** start **

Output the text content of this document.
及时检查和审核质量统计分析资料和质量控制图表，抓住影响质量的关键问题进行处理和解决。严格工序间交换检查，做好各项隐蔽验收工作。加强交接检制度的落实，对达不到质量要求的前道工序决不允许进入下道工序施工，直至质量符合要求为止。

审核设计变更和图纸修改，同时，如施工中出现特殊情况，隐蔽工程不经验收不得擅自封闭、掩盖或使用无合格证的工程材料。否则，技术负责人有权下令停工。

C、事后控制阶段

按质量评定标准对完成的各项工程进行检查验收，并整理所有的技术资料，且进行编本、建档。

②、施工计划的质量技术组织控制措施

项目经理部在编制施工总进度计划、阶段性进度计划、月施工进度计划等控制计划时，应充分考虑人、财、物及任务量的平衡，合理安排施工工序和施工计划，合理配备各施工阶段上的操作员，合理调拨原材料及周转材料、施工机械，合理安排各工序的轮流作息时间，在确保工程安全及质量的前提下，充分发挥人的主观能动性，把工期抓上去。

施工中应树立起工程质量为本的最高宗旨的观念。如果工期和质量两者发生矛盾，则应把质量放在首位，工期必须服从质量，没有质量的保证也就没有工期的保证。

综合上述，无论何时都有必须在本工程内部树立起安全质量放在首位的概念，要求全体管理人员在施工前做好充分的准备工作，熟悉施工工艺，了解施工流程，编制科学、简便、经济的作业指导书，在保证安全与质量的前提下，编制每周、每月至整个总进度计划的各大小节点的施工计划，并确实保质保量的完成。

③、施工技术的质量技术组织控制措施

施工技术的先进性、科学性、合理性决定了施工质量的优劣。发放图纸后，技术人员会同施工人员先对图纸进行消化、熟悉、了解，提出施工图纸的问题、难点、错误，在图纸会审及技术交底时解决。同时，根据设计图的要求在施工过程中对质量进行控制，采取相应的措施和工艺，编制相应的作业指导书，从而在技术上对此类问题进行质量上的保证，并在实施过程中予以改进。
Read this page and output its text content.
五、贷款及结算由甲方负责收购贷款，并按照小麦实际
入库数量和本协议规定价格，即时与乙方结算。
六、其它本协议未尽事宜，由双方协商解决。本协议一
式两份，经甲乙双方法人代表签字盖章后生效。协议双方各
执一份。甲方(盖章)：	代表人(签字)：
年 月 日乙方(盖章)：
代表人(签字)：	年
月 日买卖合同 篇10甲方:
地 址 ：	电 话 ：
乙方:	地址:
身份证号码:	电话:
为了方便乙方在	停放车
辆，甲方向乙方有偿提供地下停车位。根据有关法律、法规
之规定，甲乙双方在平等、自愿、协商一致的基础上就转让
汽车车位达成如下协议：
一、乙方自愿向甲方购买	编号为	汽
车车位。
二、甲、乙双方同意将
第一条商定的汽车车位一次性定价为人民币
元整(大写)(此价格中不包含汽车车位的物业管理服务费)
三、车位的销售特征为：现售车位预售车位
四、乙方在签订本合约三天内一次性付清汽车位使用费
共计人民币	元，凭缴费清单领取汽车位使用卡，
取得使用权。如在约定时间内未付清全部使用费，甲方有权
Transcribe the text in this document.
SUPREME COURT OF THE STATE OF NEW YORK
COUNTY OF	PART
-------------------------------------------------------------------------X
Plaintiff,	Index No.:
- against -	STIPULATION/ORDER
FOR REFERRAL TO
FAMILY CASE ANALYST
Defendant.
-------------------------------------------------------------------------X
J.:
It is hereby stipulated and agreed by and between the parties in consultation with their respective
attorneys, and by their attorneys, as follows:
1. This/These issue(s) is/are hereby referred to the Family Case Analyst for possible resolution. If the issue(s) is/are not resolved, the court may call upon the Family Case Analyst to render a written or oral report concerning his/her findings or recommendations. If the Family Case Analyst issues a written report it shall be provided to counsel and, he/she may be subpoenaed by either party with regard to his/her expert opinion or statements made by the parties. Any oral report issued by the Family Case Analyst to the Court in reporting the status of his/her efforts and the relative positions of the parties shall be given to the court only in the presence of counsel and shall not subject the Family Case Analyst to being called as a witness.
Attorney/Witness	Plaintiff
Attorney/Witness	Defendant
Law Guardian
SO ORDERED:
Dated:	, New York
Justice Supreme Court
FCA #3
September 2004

** end **

▶ _Set problem_
Type out all of the material again, word for word.

▶ _Correct output_
Output the text content of this document.
及时检查和审核质量统计分析资料和质量控制图表，抓住影响质量的关键问题进行处理和解决。严格工序间交换检查，做好各项隐蔽验收工作。加强交接检制度的落实，对达不到质量要求的前道工序决不允许进入下道工序施工，直至质量符合要求为止。

审核设计变更和图纸修改，同时，如施工中出现特殊情况，隐蔽工程不经验收不得擅自封闭、掩盖或使用无合格证的工程材料。否则，技术负责人有权下令停工。

C、事后控制阶段

按质量评定标准对完成的各项工程进行检查验收，并整理所有的技术资料，且进行编本、建档。

②、施工计划的质量技术组织控制措施

项目经理部在编制施工总进度计划、阶段性进度计划、月施工进度计划等控制计划时，应充分考虑人、财、物及任务量的平衡，合理安排施工工序和施工计划，合理配备各施工阶段上的操作员，合理调拨原材料及周转材料、施工机械，合理安排各工序的轮流作息时间，在确保工程安全及质量的前提下，充分发挥人的主观能动性，把工期抓上去。

施工中应树立起工程质量为本的最高宗旨的观念。如果工期和质量两者发生矛盾，则应把质量放在首位，工期必须服从质量，没有质量的保证也就没有工期的保证。

综合上述，无论何时都有必须在本工程内部树立起安全质量放在首位的概念，要求全体管理人员在施工前做好充分的准备工作，熟悉施工工艺，了解施工流程，编制科学、简便、经济的作业指导书，在保证安全与质量的前提下，编制每周、每月至整个总进度计划的各大小节点的施工计划，并确实保质保量的完成。

③、施工技术的质量技术组织控制措施

施工技术的先进性、科学性、合理性决定了施工质量的优劣。发放图纸后，技术人员会同施工人员先对图纸进行消化、熟悉、了解，提出施工图纸的问题、难点、错误，在图纸会审及技术交底时解决。同时，根据设计图的要求在施工过程中对质量进行控制，采取相应的措施和工艺，编制相应的作业指导书，从而在技术上对此类问题进行质量上的保证，并在实施过程中予以改进。
Read this page and output its text content.
五、贷款及结算由甲方负责收购贷款，并按照小麦实际
入库数量和本协议规定价格，即时与乙方结算。
六、其它本协议未尽事宜，由双方协商解决。本协议一
式两份，经甲乙双方法人代表签字盖章后生效。协议双方各
执一份。甲方(盖章)：	代表人(签字)：
年 月 日乙方(盖章)：
代表人(签字)：	年
月 日买卖合同 篇10甲方:
地 址 ：	电 话 ：
乙方:	地址:
身份证号码:	电话:
为了方便乙方在	停放车
辆，甲方向乙方有偿提供地下停车位。根据有关法律、法规
之规定，甲乙双方在平等、自愿、协商一致的基础上就转让
汽车车位达成如下协议：
一、乙方自愿向甲方购买	编号为	汽
车车位。
二、甲、乙双方同意将
第一条商定的汽车车位一次性定价为人民币
元整(大写)(此价格中不包含汽车车位的物业管理服务费)
三、车位的销售特征为：现售车位预售车位
四、乙方在签订本合约三天内一次性付清汽车位使用费
共计人民币	元，凭缴费清单领取汽车位使用卡，
取得使用权。如在约定时间内未付清全部使用费，甲方有权
Transcribe the text in this document.
SUPREME COURT OF THE STATE OF NEW YORK
COUNTY OF	PART
-------------------------------------------------------------------------X
Plaintiff,	Index No.:
- against -	STIPULATION/ORDER
FOR REFERRAL TO
FAMILY CASE ANALYST
Defendant.
-------------------------------------------------------------------------X
J.:
It is hereby stipulated and agreed by and between the parties in consultation with their respective
attorneys, and by their attorneys, as follows:
1. This/These issue(s) is/are hereby referred to the Family Case Analyst for possible resolution. If the issue(s) is/are not resolved, the court may call upon the Family Case Analyst to render a written or oral report concerning his/her findings or recommendations. If the Family Case Analyst issues a written report it shall be provided to counsel and, he/she may be subpoenaed by either party with regard to his/her expert opinion or statements made by the parties. Any oral report issued by the Family Case Analyst to the Court in reporting the status of his/her efforts and the relative positions of the parties shall be given to the court only in the presence of counsel and shall not subject the Family Case Analyst to being called as a witness.
Attorney/Witness	Plaintiff
Attorney/Witness	Defendant
Law Guardian
SO ORDERED:
Dated:	, New York
Justice Supreme Court
FCA #3
September 2004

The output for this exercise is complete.